::: Texte extrait
Le commissaire du gouvernement soutient que :



- les termes de comparaison de l'expropriante trop anciens devront être écartés ; en outre, étant donné le nombre important de transactions d'appartements dans le secteur, les termes situés au sein du même immeuble seront privilégiés ; en conséquence, il convient de retenir seulement les trois termes de comparaison situés au [Adresse 5] ;



- parmi les termes de comparaison cités par l'exproprié, ceux d'un standing et d'une qualité supérieure devront être écartés ; ainsi seul le 12ème terme de comparaison, situé [Adresse 4], pourra être retenu même si sa valeur unitaire (4 400 euros/m²) est en décalage avec les références citées dans le même secteur ;

- la surface de 46,66 m² validée par toutes les parties lors du jugement de première instance sera retenue ; en effet, celle-ci n'a jamais été contestée par l'exproprié en première instance et ce dernier n'a jamais communiqué l'attestation de surface qu'il produit en appel alors même qu'elle date du 28 avril 2017 ;

-étant donné qu'il ressort des termes de comparaison proposés une valeur unitaire de 3 200 euros/m², conforme aux prix du secteur, l'indemnité principale sera fixée à 149 312 euros/m² [46,66 m² x 3 200 euros] et l'indemnité de remploi à 15 931 euros ;











SUR CE



sur la recevabilité des conclusions



Aux termes de l'article R311-26 du code de l'expropriation modifié par décret N°2017-891 du 6 mai 2017-article 41 en vigueur au 1 septembre 2017 , l'appel étant du 19 janvier 2018,à peine de caducité de la déclaration d'appel, relevée d'office, l'appelant dépose ou adresse au greffe de la cour ses conclusions et les documents qu'il entend produire dans un délai de trois mois à compter de la déclaration d'appel.



À peine d'irrecevabilité, relevée d'office, l'intimé dépose ou adresse au greffe de la cour ses conclusions et les documents qu'il entend produire dans un délai de trois mois à compter de la notification des conclusions de l'appelant. Le cas échéant, il forme appel incident dans le même délai et sous la même sanction.



L'intimé à un appel incident ou un appel provoqué dispose, à peine d'irrecevabilité relevée d'office, d'un délai de trois mois à compter de la notification qui en est faite pour conclure.
::::::
::: Entrées affichées
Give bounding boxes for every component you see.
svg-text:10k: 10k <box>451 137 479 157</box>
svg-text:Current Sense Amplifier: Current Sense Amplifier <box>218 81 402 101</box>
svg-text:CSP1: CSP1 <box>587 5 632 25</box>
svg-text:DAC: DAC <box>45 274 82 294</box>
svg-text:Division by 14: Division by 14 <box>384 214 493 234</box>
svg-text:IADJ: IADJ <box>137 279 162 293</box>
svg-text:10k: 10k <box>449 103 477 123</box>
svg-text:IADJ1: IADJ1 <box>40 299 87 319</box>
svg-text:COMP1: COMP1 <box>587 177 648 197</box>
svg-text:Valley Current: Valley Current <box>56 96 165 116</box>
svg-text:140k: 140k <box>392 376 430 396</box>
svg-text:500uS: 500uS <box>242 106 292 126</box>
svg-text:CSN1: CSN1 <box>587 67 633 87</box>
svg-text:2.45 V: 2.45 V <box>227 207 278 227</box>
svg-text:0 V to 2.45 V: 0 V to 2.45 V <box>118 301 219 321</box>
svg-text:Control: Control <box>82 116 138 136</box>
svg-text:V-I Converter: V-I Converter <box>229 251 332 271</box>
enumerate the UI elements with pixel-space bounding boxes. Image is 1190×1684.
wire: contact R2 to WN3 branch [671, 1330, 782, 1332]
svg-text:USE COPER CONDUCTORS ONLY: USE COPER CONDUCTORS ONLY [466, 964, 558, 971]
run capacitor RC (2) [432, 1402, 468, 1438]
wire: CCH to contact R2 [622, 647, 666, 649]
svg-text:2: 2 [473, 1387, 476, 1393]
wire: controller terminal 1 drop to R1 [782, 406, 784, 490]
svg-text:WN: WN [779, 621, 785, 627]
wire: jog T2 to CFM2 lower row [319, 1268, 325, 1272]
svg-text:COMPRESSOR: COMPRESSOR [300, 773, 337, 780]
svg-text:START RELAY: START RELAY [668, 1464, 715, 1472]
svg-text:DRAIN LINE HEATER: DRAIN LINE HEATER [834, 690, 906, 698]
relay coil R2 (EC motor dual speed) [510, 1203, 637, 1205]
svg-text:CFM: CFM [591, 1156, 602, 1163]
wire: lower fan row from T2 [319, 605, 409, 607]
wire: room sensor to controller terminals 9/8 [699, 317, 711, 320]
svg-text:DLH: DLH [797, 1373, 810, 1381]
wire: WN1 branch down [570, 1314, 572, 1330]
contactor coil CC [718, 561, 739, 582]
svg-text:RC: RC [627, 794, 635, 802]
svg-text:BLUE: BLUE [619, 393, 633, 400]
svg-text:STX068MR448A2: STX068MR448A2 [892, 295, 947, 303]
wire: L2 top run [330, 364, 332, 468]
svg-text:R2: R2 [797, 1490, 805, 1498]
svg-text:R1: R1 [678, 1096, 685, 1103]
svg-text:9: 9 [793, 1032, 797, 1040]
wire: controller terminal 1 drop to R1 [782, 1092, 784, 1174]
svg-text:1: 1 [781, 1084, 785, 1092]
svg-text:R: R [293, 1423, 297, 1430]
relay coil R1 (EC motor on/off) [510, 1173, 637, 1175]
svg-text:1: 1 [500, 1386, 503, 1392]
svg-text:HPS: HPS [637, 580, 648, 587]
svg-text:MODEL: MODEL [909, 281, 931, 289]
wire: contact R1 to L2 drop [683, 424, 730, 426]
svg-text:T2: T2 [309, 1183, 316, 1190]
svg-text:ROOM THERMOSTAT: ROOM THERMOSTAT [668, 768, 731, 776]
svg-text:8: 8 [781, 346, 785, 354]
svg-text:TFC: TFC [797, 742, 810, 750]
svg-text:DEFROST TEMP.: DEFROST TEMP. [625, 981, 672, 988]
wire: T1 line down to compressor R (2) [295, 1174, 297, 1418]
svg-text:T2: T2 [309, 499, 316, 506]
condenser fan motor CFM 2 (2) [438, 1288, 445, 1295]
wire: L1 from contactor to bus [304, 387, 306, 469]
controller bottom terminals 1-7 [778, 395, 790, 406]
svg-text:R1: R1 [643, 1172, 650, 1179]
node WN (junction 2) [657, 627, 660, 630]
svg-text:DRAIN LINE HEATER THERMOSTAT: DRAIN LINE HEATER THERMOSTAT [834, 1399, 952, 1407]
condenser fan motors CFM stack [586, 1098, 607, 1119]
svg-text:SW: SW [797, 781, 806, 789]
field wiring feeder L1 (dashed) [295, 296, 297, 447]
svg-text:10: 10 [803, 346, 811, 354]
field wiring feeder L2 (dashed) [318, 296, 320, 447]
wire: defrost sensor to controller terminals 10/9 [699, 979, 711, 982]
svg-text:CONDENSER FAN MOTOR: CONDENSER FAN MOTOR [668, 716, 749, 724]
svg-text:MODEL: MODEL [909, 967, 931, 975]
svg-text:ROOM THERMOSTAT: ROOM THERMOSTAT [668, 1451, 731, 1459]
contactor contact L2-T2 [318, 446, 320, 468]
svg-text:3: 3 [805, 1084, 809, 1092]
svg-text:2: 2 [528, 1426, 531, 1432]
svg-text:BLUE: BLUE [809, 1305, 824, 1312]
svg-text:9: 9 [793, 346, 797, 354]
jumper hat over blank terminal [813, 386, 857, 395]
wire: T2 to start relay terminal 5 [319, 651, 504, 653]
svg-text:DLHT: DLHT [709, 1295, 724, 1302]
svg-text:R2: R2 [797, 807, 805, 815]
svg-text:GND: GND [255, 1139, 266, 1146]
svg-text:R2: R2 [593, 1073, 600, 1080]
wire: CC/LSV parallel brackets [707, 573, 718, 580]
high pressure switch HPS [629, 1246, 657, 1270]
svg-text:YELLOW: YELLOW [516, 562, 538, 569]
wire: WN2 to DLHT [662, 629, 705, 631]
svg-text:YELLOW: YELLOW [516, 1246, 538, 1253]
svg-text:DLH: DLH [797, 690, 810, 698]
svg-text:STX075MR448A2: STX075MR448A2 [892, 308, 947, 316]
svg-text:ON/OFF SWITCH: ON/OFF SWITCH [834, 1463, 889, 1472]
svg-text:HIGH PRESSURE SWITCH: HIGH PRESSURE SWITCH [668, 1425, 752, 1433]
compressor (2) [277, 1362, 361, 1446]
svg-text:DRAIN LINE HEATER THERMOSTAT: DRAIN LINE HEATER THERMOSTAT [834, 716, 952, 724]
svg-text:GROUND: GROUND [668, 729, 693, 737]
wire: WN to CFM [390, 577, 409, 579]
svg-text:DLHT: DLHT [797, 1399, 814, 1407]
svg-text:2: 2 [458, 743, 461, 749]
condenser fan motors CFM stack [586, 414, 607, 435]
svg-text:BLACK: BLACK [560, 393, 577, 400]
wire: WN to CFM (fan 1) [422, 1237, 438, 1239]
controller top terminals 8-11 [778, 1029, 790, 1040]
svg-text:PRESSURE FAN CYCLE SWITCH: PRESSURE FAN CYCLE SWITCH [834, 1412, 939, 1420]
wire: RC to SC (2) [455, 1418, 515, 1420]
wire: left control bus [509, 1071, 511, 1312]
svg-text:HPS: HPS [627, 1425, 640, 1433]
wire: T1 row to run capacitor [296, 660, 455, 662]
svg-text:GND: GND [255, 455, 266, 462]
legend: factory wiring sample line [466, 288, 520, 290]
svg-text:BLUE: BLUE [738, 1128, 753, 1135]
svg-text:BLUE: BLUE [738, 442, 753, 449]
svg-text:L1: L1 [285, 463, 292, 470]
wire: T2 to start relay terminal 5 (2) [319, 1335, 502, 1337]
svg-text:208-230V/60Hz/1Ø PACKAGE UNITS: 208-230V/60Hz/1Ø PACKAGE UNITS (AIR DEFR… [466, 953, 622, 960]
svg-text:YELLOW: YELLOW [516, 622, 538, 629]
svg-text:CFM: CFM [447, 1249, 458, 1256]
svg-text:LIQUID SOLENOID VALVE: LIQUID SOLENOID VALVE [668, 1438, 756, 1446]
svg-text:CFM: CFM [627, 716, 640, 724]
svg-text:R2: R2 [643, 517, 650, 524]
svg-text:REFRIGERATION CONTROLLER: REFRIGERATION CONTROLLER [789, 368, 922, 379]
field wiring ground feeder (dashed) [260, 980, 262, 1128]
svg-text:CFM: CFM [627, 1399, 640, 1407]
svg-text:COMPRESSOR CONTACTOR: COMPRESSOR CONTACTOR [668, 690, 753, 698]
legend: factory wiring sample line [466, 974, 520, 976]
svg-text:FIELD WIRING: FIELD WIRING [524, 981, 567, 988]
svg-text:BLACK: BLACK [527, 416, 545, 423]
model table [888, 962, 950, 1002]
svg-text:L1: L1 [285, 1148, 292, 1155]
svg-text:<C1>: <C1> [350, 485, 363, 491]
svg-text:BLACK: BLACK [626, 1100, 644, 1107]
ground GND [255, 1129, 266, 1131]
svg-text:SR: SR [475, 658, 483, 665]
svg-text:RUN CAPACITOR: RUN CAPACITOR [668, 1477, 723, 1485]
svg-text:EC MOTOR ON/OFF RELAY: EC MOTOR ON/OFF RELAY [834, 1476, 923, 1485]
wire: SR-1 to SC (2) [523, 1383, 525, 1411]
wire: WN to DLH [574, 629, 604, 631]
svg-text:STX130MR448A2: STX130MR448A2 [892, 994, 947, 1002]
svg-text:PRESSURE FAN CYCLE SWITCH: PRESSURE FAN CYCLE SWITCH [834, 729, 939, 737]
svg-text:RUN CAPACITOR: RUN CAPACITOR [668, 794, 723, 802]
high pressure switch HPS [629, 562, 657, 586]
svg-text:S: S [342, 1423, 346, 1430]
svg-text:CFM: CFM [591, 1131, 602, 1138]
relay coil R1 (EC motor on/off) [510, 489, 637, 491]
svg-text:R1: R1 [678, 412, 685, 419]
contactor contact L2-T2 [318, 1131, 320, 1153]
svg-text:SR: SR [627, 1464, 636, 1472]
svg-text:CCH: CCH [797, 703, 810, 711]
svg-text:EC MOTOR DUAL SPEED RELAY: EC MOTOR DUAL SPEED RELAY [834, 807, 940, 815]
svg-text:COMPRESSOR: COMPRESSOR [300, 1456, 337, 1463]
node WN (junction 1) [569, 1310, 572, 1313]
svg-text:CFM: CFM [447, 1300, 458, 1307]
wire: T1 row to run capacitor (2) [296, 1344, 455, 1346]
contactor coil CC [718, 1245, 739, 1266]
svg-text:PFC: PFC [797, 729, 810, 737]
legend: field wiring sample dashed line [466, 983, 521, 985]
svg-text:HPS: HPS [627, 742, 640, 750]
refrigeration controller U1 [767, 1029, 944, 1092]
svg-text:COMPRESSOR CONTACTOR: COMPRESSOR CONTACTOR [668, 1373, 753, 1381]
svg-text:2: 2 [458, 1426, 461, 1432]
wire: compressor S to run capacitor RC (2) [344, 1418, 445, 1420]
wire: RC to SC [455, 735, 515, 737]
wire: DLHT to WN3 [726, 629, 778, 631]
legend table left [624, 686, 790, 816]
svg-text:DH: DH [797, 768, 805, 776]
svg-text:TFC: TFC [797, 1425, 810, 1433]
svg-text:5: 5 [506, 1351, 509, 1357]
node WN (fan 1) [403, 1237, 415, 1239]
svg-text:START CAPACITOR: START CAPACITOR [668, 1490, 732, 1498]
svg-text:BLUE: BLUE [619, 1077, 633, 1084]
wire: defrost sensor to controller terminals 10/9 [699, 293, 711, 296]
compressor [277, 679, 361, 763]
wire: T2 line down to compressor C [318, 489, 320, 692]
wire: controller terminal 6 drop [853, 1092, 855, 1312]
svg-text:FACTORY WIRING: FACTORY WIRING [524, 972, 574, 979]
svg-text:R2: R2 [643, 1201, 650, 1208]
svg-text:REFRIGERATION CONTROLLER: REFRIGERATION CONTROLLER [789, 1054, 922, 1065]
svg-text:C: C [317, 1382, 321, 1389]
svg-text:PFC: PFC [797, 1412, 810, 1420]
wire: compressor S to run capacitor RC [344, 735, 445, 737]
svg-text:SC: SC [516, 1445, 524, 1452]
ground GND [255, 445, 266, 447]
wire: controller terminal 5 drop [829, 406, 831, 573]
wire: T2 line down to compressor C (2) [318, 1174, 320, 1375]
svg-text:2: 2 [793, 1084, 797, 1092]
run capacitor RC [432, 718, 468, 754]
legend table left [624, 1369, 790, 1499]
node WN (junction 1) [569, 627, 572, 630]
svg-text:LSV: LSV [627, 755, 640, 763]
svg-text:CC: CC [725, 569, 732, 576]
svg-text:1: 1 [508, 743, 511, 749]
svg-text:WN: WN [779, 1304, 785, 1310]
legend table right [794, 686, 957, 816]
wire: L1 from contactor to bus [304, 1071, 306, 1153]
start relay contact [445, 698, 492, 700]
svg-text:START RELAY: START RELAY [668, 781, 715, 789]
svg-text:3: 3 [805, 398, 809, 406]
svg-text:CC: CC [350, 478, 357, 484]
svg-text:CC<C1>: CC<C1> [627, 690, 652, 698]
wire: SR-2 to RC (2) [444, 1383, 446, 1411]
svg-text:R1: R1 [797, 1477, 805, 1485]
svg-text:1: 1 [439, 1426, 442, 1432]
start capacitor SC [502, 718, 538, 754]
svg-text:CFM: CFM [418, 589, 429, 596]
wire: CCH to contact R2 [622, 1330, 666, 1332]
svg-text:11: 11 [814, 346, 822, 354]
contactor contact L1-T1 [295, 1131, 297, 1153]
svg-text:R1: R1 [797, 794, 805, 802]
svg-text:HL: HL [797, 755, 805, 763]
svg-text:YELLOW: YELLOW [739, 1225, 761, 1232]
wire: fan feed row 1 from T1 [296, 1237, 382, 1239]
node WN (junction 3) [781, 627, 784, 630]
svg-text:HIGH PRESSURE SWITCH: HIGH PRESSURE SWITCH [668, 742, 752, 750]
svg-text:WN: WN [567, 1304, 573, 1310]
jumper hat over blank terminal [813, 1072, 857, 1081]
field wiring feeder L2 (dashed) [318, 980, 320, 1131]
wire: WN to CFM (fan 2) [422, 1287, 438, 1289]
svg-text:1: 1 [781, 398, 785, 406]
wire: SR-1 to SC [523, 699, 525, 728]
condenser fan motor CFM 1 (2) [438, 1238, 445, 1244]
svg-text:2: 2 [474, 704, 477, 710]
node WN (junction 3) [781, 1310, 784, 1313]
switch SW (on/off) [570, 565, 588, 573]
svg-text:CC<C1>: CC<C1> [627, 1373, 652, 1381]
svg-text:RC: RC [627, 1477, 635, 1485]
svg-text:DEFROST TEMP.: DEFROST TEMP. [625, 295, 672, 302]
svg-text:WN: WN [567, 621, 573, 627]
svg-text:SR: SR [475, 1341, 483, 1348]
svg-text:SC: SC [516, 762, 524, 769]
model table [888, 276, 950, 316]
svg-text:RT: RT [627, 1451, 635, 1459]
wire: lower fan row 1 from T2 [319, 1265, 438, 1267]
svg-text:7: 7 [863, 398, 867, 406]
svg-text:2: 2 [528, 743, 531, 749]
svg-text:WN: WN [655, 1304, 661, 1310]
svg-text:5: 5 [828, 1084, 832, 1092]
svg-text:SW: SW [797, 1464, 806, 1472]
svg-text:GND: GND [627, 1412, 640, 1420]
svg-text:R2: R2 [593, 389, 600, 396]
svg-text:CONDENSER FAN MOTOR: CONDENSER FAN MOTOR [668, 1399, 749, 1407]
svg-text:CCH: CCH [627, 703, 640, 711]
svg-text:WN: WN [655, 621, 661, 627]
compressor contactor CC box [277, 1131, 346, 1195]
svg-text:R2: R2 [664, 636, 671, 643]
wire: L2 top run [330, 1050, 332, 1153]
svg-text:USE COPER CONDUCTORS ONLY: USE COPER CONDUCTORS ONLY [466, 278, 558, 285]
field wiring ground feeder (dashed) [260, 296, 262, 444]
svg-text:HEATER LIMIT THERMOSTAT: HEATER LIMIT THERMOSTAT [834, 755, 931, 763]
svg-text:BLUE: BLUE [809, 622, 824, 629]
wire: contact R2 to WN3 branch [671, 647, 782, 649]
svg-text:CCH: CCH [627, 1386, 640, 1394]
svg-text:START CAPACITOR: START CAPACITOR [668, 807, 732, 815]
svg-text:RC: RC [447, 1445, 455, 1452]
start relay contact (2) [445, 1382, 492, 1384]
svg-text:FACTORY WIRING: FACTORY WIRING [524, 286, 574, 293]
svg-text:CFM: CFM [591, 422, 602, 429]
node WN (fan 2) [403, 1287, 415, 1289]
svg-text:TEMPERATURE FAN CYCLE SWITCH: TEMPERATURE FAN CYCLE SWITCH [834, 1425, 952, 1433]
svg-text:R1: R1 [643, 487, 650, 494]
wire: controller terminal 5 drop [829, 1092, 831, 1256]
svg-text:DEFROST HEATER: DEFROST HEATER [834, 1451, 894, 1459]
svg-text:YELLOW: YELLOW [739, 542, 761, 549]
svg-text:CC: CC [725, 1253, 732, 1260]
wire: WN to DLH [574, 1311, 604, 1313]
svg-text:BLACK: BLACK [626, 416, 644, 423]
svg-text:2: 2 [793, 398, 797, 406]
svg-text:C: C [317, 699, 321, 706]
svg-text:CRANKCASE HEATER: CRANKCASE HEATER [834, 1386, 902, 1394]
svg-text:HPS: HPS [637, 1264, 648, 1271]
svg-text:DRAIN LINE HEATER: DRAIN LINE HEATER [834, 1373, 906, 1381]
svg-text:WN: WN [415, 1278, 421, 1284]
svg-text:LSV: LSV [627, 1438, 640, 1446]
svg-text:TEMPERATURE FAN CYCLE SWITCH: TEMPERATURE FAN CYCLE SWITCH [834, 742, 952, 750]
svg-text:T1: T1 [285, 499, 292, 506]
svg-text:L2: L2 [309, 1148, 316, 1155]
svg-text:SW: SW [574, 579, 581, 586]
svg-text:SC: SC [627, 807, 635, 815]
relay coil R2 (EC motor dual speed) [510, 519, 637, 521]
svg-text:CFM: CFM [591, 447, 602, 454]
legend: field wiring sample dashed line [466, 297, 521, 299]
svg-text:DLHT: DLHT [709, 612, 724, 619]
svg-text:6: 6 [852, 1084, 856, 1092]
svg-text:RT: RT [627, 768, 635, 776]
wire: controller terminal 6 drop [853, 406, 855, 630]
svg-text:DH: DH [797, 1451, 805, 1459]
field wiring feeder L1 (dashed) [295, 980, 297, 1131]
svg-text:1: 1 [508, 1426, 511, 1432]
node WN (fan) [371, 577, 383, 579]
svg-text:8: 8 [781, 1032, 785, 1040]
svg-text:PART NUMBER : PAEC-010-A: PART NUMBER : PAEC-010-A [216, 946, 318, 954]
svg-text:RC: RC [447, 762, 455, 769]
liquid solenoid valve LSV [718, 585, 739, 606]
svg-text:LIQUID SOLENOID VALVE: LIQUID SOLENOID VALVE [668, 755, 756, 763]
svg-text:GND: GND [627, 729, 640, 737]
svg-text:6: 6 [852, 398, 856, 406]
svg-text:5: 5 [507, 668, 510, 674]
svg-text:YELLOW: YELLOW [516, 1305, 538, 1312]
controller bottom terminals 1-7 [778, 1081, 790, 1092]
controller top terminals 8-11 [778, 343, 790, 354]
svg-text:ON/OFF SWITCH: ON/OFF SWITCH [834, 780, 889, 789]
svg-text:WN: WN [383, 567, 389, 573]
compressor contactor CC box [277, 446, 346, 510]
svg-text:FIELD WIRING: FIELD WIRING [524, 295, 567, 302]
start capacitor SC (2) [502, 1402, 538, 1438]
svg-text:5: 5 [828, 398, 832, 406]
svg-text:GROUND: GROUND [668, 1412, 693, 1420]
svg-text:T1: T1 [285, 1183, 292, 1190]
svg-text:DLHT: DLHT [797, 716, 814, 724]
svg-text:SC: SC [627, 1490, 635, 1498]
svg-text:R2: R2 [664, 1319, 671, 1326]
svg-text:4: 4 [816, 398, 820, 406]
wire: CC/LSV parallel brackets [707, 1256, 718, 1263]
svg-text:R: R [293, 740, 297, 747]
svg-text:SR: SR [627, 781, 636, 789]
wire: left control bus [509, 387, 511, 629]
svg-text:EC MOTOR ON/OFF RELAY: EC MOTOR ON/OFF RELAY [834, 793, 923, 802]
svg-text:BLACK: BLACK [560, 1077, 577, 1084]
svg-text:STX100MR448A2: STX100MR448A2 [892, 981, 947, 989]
::::::
> **À faire**
**1.** Les affirmations (a), (b) et (c) concordent-elles avec le texte extrait sur l'expropriation ? Pour chacune, répondez par oui ou non en citant les mots décisifs du texte. (a) Le commissaire du gouvernement propose de retenir une surface de 46,66 m². (b) L'intimé dispose d'un délai de deux mois à compter de la notification des conclusions de l'appelant pour déposer ses conclusions. (c) Le commissaire du gouvernement retient tous les termes de comparaison cités par l'exproprié.
**2.** Comment traduire en anglais cette phrase du texte extrait sur l'expropriation : « L'intimé à un appel incident ou un appel provoqué dispose, à peine d'irrecevabilité relevée d'office, d'un délai de trois mois à compter de la notification qui en est faite pour conclure. » ?
**3.** Rédigez la suite du texte extrait sur l'expropriation, à partir de sa dernière phrase.
Le listing n'intervient dans aucune de ces tâches.

> **Réponses par tâche**
**1.**
(a) Oui : « la surface de 46,66 m² validée par toutes les parties lors du jugement de première instance sera retenue ».
(b) Non : « dans un délai de trois mois à compter de la notification des conclusions de l'appelant ».
(c) Non : « ainsi seul le 12ème terme de comparaison, situé [Adresse 4], pourra être retenu ».

**2.** A respondent to a cross-appeal or a provoked appeal has, on pain of inadmissibility raised by the court of its own motion, a period of three months from the notification thereof in which to file submissions.

**3.**
Le commissaire du gouvernement dépose ou adresse au greffe de la cour ses conclusions et l'ensemble des pièces sur lesquelles il fonde son évaluation dans le même délai et sous la même sanction que celle prévue au deuxième alinéa.



Les conclusions et documents sont produits en autant d'exemplaires qu'il y a de parties, plus un.



Le greffe notifie à chaque intéressé et au commissaire du gouvernement, dès leur réception, une copie des pièces qui lui sont transmises.



En l'espèce , les conclusions de M. [N] du 20 avril 2018, de la SADEV 94 du 20 juillet 2018 et du commissaire du gouvernement du 7 juin 2018 déposées ou adressées dans les délais légaux sont recevables.



Les conclusions du commissaire du gouvernement du 27 février 2019 déposées hors délai sont de pure réplique, ne formulent pas de demandes nouvelles ou de moyens nouveaux, sont donc recevables au delà des délais initiaux.



Les documents produits viennent uniquement au soutien des mémoires complémentaires.



sur la demande d'annulation du jugement



M. [N] demande l'annulation du jugement en indiquant que le premier juge aurait dû, avant de prendre en compte les accords amiables conclus avec la SADEV 94, vérifier qu'ils remplissaient l'un des deux quorums de ces dispositions et qu'il n'a pas non plus recherché si son bien serait ou non identique aux biens concernés par de tels accords.



Le premier juge a indiqué qu'il n'est pas contesté qu' aux termes de l'article L322-9 du code de l'expropriation " la juridiction tient compte des accords réalisés à l'amiable entre l'expropriant et les divers titulaires de droits à l'intérieur du périmètre des opérations faisant l'objet d'une déclaration d'utilité publique..."



Aux termes de l'article L322-8 du code de l'expropriation, sous réserve de l'article L322-9, le juge tient compte des accords intervenus entre l'expropriant et les divers titulaires de droits à l'intérieur du périmètre des opérations faisant l'objet d'une déclaration publique et les prends pour base lorsqu'ils ont été conclus avec au moins la moitié des propriétaires intéressés et portent sur les deux tiers au moins des superficies concernées ou lorsqu'ils ont été conclus avec les deux tiers au moins des propriétaires et portent sur la moitié au moins des superficies concernées.



En conséquence, il n'est pas contesté que les conditions de quorums ne sont pas réunies et qu'en conséquence, le juge ne les prend pas pour base, mais doit effectivement en tenir compte.



En conséquence il convient de débouter M. [N] de sa demande d'annulation.



au fond



Aux termes de l'article 17 de la déclaration des droits de l'homme et du citoyen, la propriété est un droit inviolable et sacré, dont nul ne peut être privé si ce n'est lorsque la nécessité publique, légalement constatée, l'exige évidemment, et sous la réserve d'une juste et préalable indemnité.



L'article 545 du code civil dispose que nul ne peut être contraint de céder sa propriété , si ce n'est pour cause d'utilité publique, et moyennant une juste et préalable indemnité.



Aux termes de l'article L321-1 du code de l'expropriation, les indemnités allouées couvrent l'intégralité du préjudice direct, matériel et certain causé par l'expropriation.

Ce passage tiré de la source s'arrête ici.